Ha bé tiens, il y a quelques jours, j'ai fait un truc dont je suis plutôt fier, une fois n'est pas coutume.

Bon, c'est pas quelque chose qui va changer le monde, ni même ma vie, mais bon, je suis content de moi, et c'est assez rare pour que je vienne me la péter ici, youpi.

 

J'ai fait des études, il y a de cela maintenant des temps immémoriaux. A Rennes. J'y avais bu des bières, transporté des enceintes, surveillé une bédéthèque, appris des choses sur les vaches et rencontré un tas de chouettes gens.

 

Puis on s'est quittés. Et pendant des années, j'ai attendu que cette bande de crevards reprennent le contact. Je leur ai laissé leur chance, hein ! Je me connectais en visible sur MSN, même. Mais non. Rien. Ou presque. Y'avait bien quelques parisiens dans le lot, que je voyais de temps en temps, qui valaient mieux que les autres. Mais dans l'ensemble, j'avais laissé tomber cette bande de rats. Je m'étais fait des encore plus chouettes copains sur internet, des que j'avais choisis, pas qu'on m'avait imposés comme voisins pendant trois ans, et qui allaient jusqu'à m'inviter à aller boire des bières à Paris.

 

Mais bon.

[Extrait du jeu de données]

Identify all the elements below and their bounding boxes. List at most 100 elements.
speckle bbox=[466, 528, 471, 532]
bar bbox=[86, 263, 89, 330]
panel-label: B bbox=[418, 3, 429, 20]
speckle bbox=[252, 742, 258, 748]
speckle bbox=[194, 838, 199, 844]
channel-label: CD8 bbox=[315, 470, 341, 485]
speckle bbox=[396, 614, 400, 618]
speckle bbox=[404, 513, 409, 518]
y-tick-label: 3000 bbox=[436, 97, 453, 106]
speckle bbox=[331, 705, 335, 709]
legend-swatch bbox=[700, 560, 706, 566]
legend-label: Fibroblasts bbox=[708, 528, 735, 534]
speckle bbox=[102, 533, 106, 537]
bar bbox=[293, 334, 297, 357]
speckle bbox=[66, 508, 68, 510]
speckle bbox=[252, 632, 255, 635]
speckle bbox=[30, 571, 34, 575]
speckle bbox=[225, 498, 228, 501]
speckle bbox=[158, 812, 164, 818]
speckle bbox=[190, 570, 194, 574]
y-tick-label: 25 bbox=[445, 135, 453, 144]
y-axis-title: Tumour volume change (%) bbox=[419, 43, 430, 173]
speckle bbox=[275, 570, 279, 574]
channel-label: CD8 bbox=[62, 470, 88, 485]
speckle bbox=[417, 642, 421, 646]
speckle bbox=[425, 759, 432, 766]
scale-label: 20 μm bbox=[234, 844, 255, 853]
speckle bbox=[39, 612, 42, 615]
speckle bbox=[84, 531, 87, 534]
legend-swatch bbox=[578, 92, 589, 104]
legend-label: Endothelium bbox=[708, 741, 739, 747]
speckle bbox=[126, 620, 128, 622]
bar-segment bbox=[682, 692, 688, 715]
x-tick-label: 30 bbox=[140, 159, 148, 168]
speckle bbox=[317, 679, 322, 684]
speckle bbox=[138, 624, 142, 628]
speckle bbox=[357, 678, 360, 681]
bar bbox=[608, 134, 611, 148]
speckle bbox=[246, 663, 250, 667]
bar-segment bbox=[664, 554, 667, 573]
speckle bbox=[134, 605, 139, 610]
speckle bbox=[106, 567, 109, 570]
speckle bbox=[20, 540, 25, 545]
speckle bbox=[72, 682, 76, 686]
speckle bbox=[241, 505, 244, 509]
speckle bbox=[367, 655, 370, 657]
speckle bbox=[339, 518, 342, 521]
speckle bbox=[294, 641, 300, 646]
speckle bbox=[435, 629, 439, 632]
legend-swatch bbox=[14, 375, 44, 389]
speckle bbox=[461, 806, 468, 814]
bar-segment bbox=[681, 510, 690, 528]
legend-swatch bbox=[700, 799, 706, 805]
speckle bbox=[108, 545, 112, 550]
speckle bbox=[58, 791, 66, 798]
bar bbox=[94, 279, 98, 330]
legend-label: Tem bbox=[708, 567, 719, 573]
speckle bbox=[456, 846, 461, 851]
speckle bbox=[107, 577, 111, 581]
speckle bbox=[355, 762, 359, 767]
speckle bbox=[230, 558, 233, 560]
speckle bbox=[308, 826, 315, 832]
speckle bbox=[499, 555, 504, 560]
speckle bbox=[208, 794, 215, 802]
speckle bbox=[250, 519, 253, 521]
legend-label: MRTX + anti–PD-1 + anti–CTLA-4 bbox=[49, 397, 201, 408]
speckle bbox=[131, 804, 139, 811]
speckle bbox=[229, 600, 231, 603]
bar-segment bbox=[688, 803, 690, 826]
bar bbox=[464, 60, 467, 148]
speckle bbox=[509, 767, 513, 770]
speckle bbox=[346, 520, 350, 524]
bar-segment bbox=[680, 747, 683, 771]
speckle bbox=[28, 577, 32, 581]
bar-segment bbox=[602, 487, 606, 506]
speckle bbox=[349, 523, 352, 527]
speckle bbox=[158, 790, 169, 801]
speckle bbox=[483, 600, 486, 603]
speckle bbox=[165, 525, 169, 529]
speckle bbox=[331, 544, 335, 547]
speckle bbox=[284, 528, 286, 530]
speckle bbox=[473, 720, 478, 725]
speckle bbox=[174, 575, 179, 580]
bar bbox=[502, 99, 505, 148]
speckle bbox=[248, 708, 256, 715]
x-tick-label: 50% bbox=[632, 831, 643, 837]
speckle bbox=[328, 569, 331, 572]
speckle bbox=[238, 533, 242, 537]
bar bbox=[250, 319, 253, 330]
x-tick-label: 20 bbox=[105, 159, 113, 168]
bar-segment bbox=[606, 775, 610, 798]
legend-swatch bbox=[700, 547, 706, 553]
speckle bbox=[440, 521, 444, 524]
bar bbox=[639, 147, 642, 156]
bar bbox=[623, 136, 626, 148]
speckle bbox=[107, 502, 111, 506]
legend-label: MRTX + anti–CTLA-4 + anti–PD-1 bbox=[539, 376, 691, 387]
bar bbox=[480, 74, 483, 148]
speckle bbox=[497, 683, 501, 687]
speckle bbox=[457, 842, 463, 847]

CONSIGNES DE L'EXERCICE:
1: D'après l'extrait, dans quelle ville les études ont-elles eu lieu ?
2: Recopiez le passage de l'extrait compris entre « Bon, c'est pas » et « péter ici, youpi. », bornes incluses.

RÉPONSES PAR CONSIGNE:
1: À Rennes.

2:
Bon, c'est pas quelque chose qui va changer le monde, ni même ma vie, mais bon, je suis content de moi, et c'est assez rare pour que je vienne me la péter ici, youpi.